## SET PROBLEM
Search the records for "유출인구" and copy each line that holds it.
--------------------
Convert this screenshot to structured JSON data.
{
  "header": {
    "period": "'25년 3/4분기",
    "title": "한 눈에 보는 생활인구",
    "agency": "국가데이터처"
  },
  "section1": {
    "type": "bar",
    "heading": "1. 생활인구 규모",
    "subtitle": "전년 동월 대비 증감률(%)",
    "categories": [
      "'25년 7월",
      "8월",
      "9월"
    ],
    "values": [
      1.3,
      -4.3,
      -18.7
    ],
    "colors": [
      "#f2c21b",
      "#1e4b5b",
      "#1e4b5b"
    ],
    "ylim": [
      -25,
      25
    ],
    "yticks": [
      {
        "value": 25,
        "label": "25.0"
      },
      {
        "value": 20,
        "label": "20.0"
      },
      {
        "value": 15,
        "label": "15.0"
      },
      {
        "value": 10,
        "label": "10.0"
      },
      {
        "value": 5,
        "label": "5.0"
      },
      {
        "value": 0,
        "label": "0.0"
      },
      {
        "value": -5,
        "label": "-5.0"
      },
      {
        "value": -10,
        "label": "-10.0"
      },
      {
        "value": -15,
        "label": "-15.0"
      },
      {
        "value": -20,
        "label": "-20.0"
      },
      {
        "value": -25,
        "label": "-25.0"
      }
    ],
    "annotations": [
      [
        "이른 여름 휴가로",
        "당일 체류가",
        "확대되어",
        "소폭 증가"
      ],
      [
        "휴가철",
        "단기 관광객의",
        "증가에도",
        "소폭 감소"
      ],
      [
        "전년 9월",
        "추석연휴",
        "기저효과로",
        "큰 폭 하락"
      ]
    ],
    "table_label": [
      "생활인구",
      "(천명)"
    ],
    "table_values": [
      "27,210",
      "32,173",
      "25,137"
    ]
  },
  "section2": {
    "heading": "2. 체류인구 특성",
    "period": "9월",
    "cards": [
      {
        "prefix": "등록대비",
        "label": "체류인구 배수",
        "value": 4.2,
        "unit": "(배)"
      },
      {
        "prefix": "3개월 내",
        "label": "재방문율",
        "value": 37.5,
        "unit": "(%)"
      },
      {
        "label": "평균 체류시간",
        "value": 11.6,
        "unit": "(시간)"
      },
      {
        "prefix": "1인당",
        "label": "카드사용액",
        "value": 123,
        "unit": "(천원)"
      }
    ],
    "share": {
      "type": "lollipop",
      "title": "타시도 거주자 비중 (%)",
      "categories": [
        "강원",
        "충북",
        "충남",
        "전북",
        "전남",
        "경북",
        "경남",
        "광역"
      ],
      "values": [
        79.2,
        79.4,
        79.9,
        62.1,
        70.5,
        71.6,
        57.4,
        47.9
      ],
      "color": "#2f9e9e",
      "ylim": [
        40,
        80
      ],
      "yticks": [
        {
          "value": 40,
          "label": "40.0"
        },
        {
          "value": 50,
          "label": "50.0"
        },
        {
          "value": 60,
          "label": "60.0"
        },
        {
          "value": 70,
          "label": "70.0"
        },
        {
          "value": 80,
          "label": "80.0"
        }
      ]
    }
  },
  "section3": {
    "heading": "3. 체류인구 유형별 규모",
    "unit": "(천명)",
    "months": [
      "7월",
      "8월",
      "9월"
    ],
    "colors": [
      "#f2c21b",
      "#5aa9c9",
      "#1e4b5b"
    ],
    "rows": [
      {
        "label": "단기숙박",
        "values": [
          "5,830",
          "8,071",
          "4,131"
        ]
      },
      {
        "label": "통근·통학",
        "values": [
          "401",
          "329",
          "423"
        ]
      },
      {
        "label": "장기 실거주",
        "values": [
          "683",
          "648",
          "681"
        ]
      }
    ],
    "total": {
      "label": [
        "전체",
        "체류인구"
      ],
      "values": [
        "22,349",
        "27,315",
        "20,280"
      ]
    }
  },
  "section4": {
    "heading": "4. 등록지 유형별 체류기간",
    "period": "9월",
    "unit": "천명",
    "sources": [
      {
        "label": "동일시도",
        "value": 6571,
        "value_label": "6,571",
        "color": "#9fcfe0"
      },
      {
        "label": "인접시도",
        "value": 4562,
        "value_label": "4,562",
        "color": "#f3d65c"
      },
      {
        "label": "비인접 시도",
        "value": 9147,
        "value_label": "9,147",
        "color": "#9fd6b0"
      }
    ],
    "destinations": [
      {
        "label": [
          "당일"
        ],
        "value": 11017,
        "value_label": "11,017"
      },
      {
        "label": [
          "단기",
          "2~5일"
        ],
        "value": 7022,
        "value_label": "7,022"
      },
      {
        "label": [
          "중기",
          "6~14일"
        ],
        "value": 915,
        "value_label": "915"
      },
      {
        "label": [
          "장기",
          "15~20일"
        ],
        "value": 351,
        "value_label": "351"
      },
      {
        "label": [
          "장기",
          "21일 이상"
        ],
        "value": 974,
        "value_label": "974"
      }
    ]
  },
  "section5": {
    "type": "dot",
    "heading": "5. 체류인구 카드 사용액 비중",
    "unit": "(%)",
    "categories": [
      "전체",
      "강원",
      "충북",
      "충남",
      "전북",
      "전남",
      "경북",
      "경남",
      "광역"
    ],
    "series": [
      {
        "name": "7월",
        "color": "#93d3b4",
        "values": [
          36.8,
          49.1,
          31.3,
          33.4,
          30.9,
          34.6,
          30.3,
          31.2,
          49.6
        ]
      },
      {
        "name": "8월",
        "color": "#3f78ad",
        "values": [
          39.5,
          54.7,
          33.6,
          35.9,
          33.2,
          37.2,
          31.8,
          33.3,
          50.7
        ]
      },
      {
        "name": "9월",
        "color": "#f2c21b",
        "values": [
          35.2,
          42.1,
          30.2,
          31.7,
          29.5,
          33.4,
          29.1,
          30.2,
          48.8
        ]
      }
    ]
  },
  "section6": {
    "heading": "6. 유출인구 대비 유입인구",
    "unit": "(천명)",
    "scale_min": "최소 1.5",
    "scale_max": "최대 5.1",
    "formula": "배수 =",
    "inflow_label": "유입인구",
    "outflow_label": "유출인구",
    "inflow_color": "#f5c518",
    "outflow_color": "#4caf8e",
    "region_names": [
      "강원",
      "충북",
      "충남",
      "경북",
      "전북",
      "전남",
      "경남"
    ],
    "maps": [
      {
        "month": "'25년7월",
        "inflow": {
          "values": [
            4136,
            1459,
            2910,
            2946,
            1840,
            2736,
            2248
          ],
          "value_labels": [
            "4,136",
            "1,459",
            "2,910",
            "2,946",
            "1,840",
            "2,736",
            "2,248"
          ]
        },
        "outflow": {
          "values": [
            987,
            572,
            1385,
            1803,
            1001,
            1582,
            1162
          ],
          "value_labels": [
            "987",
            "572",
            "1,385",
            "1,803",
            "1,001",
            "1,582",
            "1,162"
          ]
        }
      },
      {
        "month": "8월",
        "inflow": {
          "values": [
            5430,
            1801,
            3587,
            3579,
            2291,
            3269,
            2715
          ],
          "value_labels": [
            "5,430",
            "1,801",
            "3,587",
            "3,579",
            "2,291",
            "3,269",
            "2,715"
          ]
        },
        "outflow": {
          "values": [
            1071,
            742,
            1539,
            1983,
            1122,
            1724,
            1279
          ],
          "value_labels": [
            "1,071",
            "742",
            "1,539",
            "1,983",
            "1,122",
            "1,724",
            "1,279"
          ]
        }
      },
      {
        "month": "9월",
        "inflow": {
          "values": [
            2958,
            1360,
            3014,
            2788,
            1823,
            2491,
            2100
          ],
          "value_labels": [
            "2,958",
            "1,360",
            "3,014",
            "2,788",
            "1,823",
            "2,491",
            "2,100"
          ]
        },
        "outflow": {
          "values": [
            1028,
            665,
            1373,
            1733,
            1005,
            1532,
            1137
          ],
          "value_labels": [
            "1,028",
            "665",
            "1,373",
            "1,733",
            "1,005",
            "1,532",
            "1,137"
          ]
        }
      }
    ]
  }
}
--------------------
## EXERCISE ANSWER
    "heading": "6. 유출인구 대비 유입인구",
    "outflow_label": "유출인구",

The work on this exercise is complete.